Exercise requirements
Copy out, from the entries below, each line holding the string "议事会成员就议题依次发言".
## begin Dataset records
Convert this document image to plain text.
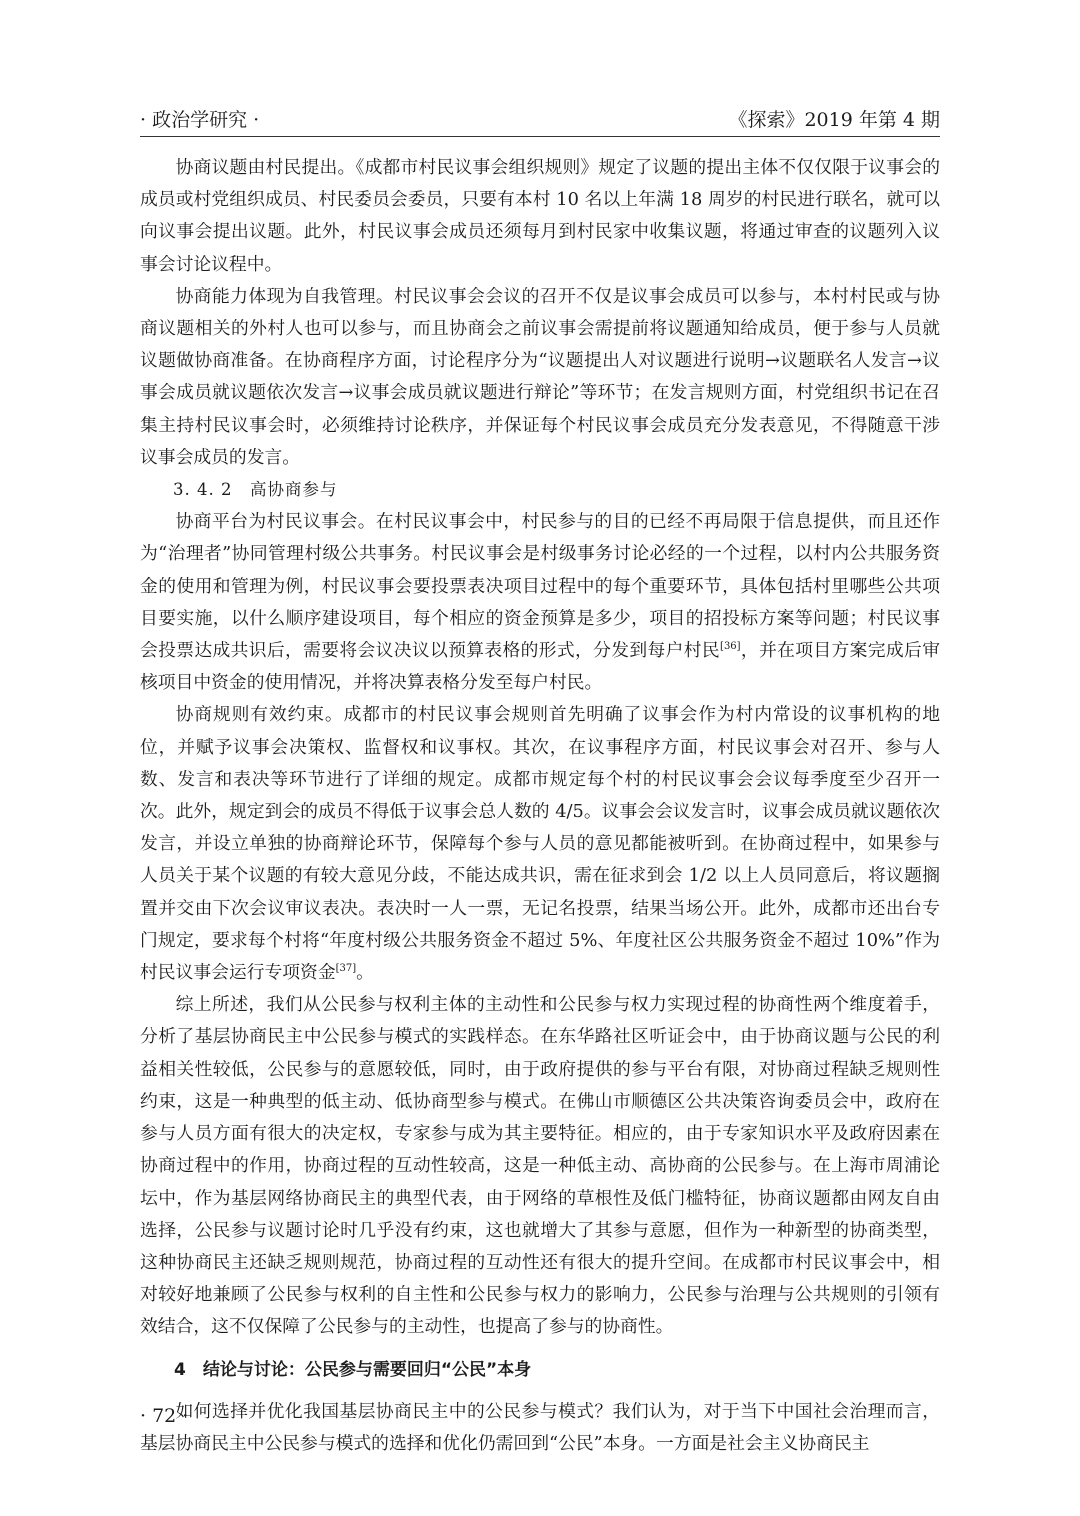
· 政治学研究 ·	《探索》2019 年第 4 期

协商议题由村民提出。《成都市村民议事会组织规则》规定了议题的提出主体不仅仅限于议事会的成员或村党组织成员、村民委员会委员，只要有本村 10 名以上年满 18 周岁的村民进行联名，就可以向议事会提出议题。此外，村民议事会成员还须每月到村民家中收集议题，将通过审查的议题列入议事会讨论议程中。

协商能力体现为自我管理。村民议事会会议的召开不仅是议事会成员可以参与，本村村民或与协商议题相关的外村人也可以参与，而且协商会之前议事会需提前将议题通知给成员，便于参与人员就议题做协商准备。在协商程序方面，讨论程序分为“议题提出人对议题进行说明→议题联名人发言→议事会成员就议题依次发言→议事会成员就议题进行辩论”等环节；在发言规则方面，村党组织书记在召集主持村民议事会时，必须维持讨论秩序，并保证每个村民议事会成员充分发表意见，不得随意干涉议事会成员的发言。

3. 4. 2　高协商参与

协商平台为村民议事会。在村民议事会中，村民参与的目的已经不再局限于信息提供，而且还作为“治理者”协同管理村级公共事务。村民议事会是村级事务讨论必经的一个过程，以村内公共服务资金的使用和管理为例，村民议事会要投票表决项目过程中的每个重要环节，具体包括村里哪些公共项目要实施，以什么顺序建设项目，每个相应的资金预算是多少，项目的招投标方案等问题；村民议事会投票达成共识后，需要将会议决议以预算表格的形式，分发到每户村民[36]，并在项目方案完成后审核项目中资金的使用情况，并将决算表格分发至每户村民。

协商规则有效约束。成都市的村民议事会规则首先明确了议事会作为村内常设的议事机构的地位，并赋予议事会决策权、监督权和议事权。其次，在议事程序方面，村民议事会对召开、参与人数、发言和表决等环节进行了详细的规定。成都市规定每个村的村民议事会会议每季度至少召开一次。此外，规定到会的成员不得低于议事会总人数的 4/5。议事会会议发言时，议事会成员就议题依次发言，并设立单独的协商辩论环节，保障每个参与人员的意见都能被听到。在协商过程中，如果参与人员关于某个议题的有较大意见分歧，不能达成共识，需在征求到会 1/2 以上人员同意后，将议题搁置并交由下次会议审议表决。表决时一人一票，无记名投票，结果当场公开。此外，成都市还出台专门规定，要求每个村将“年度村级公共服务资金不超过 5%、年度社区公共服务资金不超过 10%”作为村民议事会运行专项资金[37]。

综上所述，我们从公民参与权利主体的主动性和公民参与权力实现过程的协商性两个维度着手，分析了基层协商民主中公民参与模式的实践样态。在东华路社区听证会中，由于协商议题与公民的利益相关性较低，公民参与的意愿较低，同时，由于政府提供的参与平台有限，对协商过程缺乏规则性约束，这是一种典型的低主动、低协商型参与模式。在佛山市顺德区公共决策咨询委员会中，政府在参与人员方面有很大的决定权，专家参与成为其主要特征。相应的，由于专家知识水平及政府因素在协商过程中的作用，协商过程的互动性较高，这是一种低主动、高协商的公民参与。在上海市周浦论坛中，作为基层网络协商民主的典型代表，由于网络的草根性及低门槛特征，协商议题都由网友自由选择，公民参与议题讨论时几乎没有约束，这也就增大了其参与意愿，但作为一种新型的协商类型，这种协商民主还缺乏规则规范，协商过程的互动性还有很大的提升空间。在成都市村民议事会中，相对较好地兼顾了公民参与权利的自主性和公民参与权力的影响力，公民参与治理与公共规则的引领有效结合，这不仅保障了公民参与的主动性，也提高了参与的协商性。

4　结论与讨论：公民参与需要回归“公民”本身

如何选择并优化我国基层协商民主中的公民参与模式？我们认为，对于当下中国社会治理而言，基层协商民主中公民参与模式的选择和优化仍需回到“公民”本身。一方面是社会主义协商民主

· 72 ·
## end Dataset records
Written solution
协商能力体现为自我管理。村民议事会会议的召开不仅是议事会成员可以参与，本村村民或与协商议题相关的外村人也可以参与，而且协商会之前议事会需提前将议题通知给成员，便于参与人员就议题做协商准备。在协商程序方面，讨论程序分为“议题提出人对议题进行说明→议题联名人发言→议事会成员就议题依次发言→议事会成员就议题进行辩论”等环节；在发言规则方面，村党组织书记在召集主持村民议事会时，必须维持讨论秩序，并保证每个村民议事会成员充分发表意见，不得随意干涉议事会成员的发言。
协商规则有效约束。成都市的村民议事会规则首先明确了议事会作为村内常设的议事机构的地位，并赋予议事会决策权、监督权和议事权。其次，在议事程序方面，村民议事会对召开、参与人数、发言和表决等环节进行了详细的规定。成都市规定每个村的村民议事会会议每季度至少召开一次。此外，规定到会的成员不得低于议事会总人数的 4/5。议事会会议发言时，议事会成员就议题依次发言，并设立单独的协商辩论环节，保障每个参与人员的意见都能被听到。在协商过程中，如果参与人员关于某个议题的有较大意见分歧，不能达成共识，需在征求到会 1/2 以上人员同意后，将议题搁置并交由下次会议审议表决。表决时一人一票，无记名投票，结果当场公开。此外，成都市还出台专门规定，要求每个村将“年度村级公共服务资金不超过 5%、年度社区公共服务资金不超过 10%”作为村民议事会运行专项资金[37]。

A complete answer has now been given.